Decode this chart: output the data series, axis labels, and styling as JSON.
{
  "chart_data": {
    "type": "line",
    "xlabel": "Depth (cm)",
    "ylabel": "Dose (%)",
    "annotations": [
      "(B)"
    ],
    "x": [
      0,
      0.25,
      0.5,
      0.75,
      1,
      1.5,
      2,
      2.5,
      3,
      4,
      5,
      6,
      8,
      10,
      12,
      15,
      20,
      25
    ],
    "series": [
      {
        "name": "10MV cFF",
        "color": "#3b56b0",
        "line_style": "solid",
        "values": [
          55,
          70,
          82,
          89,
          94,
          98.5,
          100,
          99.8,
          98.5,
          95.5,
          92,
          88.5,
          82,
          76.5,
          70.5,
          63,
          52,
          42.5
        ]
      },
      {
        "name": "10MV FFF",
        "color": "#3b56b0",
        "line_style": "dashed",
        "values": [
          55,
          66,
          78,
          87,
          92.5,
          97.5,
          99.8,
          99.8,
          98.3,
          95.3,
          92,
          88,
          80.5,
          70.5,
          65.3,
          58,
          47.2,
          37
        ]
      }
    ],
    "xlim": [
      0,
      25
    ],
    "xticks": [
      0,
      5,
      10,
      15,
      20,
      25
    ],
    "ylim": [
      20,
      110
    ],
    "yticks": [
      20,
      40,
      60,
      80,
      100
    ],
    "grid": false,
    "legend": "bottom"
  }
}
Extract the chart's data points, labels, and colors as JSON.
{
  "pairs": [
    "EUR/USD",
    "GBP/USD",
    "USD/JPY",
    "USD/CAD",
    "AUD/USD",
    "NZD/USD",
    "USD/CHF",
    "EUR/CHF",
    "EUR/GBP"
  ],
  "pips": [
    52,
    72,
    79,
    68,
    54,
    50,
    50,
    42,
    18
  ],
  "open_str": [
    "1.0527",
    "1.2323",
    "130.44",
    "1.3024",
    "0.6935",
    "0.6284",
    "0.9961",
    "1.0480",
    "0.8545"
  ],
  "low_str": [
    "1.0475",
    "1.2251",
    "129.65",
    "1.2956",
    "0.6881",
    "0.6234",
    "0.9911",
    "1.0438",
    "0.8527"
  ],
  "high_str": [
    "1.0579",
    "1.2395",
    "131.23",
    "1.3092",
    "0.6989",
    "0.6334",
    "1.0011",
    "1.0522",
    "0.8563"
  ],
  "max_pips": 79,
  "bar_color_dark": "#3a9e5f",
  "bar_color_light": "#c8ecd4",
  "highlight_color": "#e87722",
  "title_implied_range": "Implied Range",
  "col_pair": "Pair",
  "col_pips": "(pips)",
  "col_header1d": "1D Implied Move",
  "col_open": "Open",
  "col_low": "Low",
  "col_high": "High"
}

━━━━━━━━━━━━━━━━

Looking at the records above, work out how many lines include the string "JSON". Give the number and nothing else.

Answer to this problem: 2